Task to carry out:
Collect all lines from the listing that include the string "mjerenja".

Collection entries
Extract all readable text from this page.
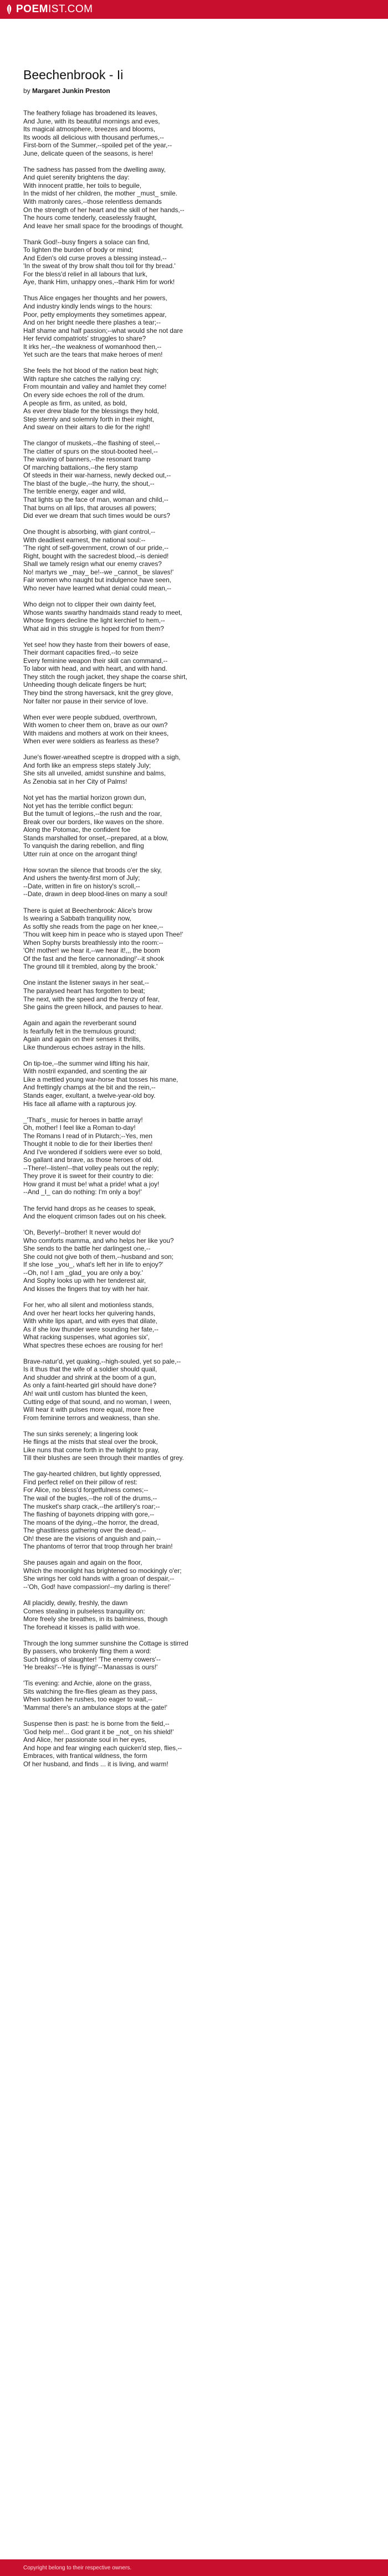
POEM IST.COM
Beechenbrook - Ii

by Margaret Junkin Preston

The feathery foliage has broadened its leaves,
And June, with its beautiful mornings and eves,
Its magical atmosphere, breezes and blooms,
Its woods all delicious with thousand perfumes,--
First-born of the Summer,--spoiled pet of the year,--
June, delicate queen of the seasons, is here!

The sadness has passed from the dwelling away,
And quiet serenity brightens the day:
With innocent prattle, her toils to beguile,
In the midst of her children, the mother _must_ smile.
With matronly cares,--those relentless demands
On the strength of her heart and the skill of her hands,--
The hours come tenderly, ceaselessly fraught,
And leave her small space for the broodings of thought.

Thank God!--busy fingers a solace can find,
To lighten the burden of body or mind;
And Eden's old curse proves a blessing instead,--
'In the sweat of thy brow shalt thou toil for thy bread.'
For the bless'd relief in all labours that lurk,
Aye, thank Him, unhappy ones,--thank Him for work!

Thus Alice engages her thoughts and her powers,
And industry kindly lends wings to the hours:
Poor, petty employments they sometimes appear,
And on her bright needle there plashes a tear;--
Half shame and half passion;--what would she not dare
Her fervid compatriots' struggles to share?
It irks her,--the weakness of womanhood then,--
Yet such are the tears that make heroes of men!

She feels the hot blood of the nation beat high;
With rapture she catches the rallying cry:
From mountain and valley and hamlet they come!
On every side echoes the roll of the drum.
A people as firm, as united, as bold,
As ever drew blade for the blessings they hold,
Step sternly and solemnly forth in their might,
And swear on their altars to die for the right!

The clangor of muskets,--the flashing of steel,--
The clatter of spurs on the stout-booted heel,--
The waving of banners,--the resonant tramp
Of marching battalions,--the fiery stamp
Of steeds in their war-harness, newly decked out,--
The blast of the bugle,--the hurry, the shout,--
The terrible energy, eager and wild,
That lights up the face of man, woman and child,--
That burns on all lips, that arouses all powers;
Did ever we dream that such times would be ours?

One thought is absorbing, with giant control,--
With deadliest earnest, the national soul:--
'The right of self-government, crown of our pride,--
Right, bought with the sacredest blood,--is denied!
Shall we tamely resign what our enemy craves?
No! martyrs we _may_ be!--we _cannot_ be slaves!'
Fair women who naught but indulgence have seen,
Who never have learned what denial could mean,--

Who deign not to clipper their own dainty feet,
Whose wants swarthy handmaids stand ready to meet,
Whose fingers decline the light kerchief to hem,--
What aid in this struggle is hoped for from them?

Yet see! how they haste from their bowers of ease,
Their dormant capacities fired,--to seize
Every feminine weapon their skill can command,--
To labor with head, and with heart, and with hand.
They stitch the rough jacket, they shape the coarse shirt,
Unheeding though delicate fingers be hurt;
They bind the strong haversack, knit the grey glove,
Nor falter nor pause in their service of love.

When ever were people subdued, overthrown,
With women to cheer them on, brave as our own?
With maidens and mothers at work on their knees,
When ever were soldiers as fearless as these?

June's flower-wreathed sceptre is dropped with a sigh,
And forth like an empress steps stately July;
She sits all unveiled, amidst sunshine and balms,
As Zenobia sat in her City of Palms!

Not yet has the martial horizon grown dun,
Not yet has the terrible conflict begun:
But the tumult of legions,--the rush and the roar,
Break over our borders, like waves on the shore.
Along the Potomac, the confident foe
Stands marshalled for onset,--prepared, at a blow,
To vanquish the daring rebellion, and fling
Utter ruin at once on the arrogant thing!

How sovran the silence that broods o'er the sky,
And ushers the twenty-first morn of July;
--Date, written in fire on history's scroll,--
--Date, drawn in deep blood-lines on many a soul!

There is quiet at Beechenbrook: Alice's brow
Is wearing a Sabbath tranquillity now,
As softly she reads from the page on her knee,--
'Thou wilt keep him in peace who is stayed upon Thee!'
When Sophy bursts breathlessly into the room:--
'Oh! mother! we hear it,--we hear it!,,, the boom
Of the fast and the fierce cannonading!'--it shook
The ground till it trembled, along by the brook.'

One instant the listener sways in her seat,--
The paralysed heart has forgotten to beat;
The next, with the speed and the frenzy of fear,
She gains the green hillock, and pauses to hear.

Again and again the reverberant sound
Is fearfully felt in the tremulous ground;
Again and again on their senses it thrills,
Like thunderous echoes astray in the hills.

On tip-toe,--the summer wind lifting his hair,
With nostril expanded, and scenting the air
Like a mettled young war-horse that tosses his mane,
And frettingly champs at the bit and the rein,--
Stands eager, exultant, a twelve-year-old boy.
His face all aflame with a rapturous joy.

_'That's_ music for heroes in battle array!
Oh, mother! I feel like a Roman to-day!
The Romans I read of in Plutarch;--Yes, men
Thought it noble to die for their liberties then!
And I've wondered if soldiers were ever so bold,
So gallant and brave, as those heroes of old.
--There!--listen!--that volley peals out the reply;
They prove it is sweet for their country to die:
How grand it must be! what a pride! what a joy!
--And _I_ can do nothing: I'm only a boy!'

The fervid hand drops as he ceases to speak,
And the eloquent crimson fades out on his cheek.

'Oh, Beverly!--brother! It never would do!
Who comforts mamma, and who helps her like you?
She sends to the battle her darlingest one,--
She could not give both of them,--husband and son;
If she lose _you_, what's left her in life to enjoy?'
--Oh, no! I am _glad_ you are only a boy.'
And Sophy looks up with her tenderest air,
And kisses the fingers that toy with her hair.

For her, who all silent and motionless stands,
And over her heart locks her quivering hands,
With white lips apart, and with eyes that dilate,
As if she low thunder were sounding her fate,--
What racking suspenses, what agonies six',
What spectres these echoes are rousing for her!

Brave-natur'd, yet quaking,--high-souled, yet so pale,--
Is it thus that the wife of a soldier should quail,
And shudder and shrink at the boom of a gun,
As only a faint-hearted girl should have done?
Ah! wait until custom has blunted the keen,
Cutting edge of that sound, and no woman, I ween,
Will hear it with pulses more equal, more free
From feminine terrors and weakness, than she.

The sun sinks serenely; a lingering look
He flings at the mists that steal over the brook,
Like nuns that come forth in the twilight to pray,
Till their blushes are seen through their mantles of grey.

The gay-hearted children, but lightly oppressed,
Find perfect relief on their pillow of rest:
For Alice, no bless'd forgetfulness comes;--
The wail of the bugles,--the roll of the drums,--
The musket's sharp crack,--the artillery's roar;--
The flashing of bayonets dripping with gore,--
The moans of the dying,--the horror, the dread,
The ghastliness gathering over the dead,--
Oh! these are the visions of anguish and pain,--
The phantoms of terror that troop through her brain!

She pauses again and again on the floor,
Which the moonlight has brightened so mockingly o'er;
She wrings her cold hands with a groan of despair,--
--'Oh, God! have compassion!--my darling is there!'

All placidly, dewily, freshly, the dawn
Comes stealing in pulseless tranquility on:
More freely she breathes, in its balminess, though
The forehead it kisses is pallid with woe.

Through the long summer sunshine the Cottage is stirred
By passers, who brokenly fling them a word:
Such tidings of slaughter! 'The enemy cowers'--
'He breaks!'--'He is flying!'--'Manassas is ours!'

'Tis evening: and Archie, alone on the grass,
Sits watching the fire-flies gleam as they pass,
When sudden he rushes, too eager to wait,--
'Mamma! there's an ambulance stops at the gate!'

Suspense then is past: he is borne from the field,--
'God help me!... God grant it be _not_ on his shield!'
And Alice, her passionate soul in her eyes,
And hope and fear winging each quicken'd step, flies,--
Embraces, with frantical wildness, the form
Of her husband, and finds ... it is living, and warm!

Copyright belong to their respective owners.
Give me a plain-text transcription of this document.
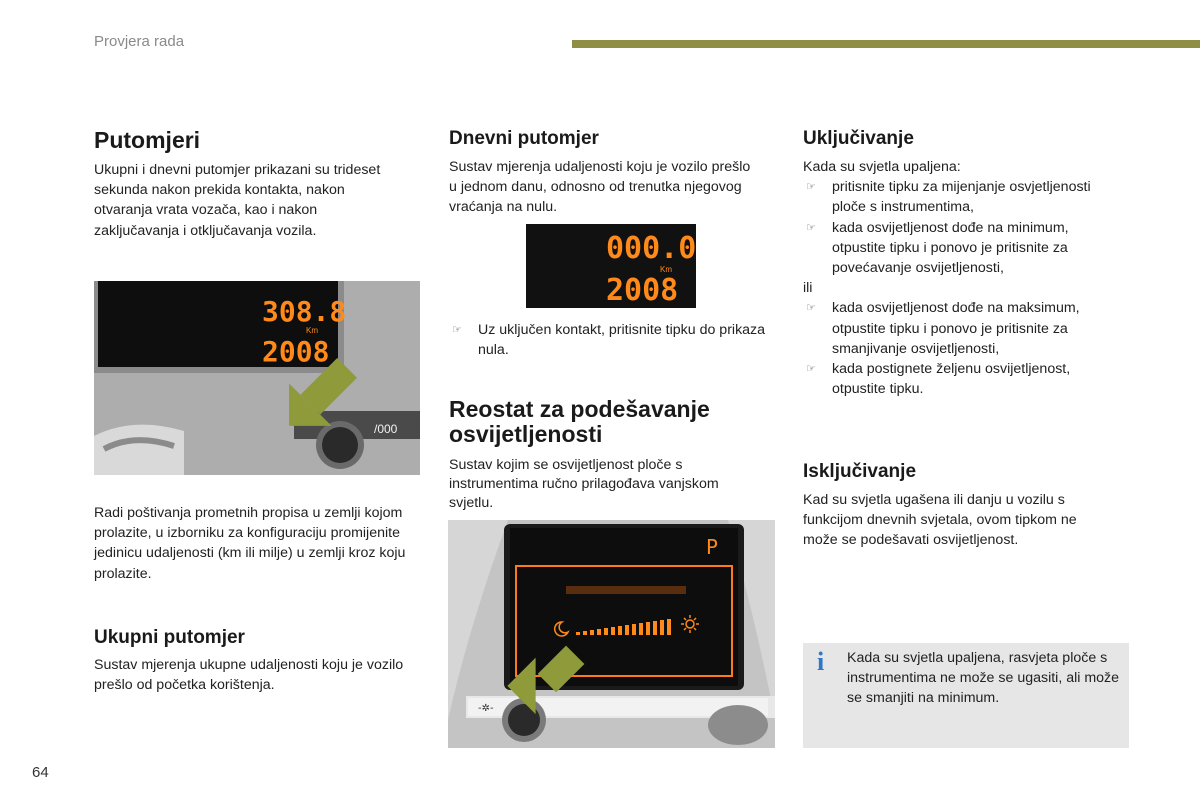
Provjera rada
Putomjeri
Ukupni i dnevni putomjer prikazani su trideset sekunda nakon prekida kontakta, nakon otvaranja vrata vozača, kao i nakon zaključavanja i otključavanja vozila.
/000
308.8
Km
2008
Radi poštivanja prometnih propisa u zemlji kojom prolazite, u izborniku za konfiguraciju promijenite jedinicu udaljenosti (km ili milje) u zemlji kroz koju prolazite.
Ukupni putomjer
Sustav mjerenja ukupne udaljenosti koju je vozilo prešlo od početka korištenja.
Dnevni putomjer
Sustav mjerenja udaljenosti koju je vozilo prešlo u jednom danu, odnosno od trenutka njegovog vraćanja na nulu.
000.0
Km
2008
☞ Uz uključen kontakt, pritisnite tipku do prikaza nula.
Reostat za podešavanje osvijetljenosti
Sustav kojim se osvijetljenost ploče s instrumentima ručno prilagođava vanjskom svjetlu.
P
-✲-
Uključivanje

Kada su svjetla upaljena:

☞ pritisnite tipku za mijenjanje osvjetljenosti ploče s instrumentima,
☞ kada osvijetljenost dođe na minimum, otpustite tipku i ponovo je pritisnite za povećavanje osvijetljenosti,

ili

☞ kada osvijetljenost dođe na maksimum, otpustite tipku i ponovo je pritisnite za smanjivanje osvijetljenosti,
☞ kada postignete željenu osvijetljenost, otpustite tipku.
Isključivanje
Kad su svjetla ugašena ili danju u vozilu s funkcijom dnevnih svjetala, ovom tipkom ne može se podešavati osvijetljenost.
i Kada su svjetla upaljena, rasvjeta ploče s instrumentima ne može se ugasiti, ali može se smanjiti na minimum.
64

Written reply:
Sustav mjerenja ukupne udaljenosti koju je vozilo prešlo od početka korištenja.
Sustav mjerenja udaljenosti koju je vozilo prešlo u jednom danu, odnosno od trenutka njegovog vraćanja na nulu.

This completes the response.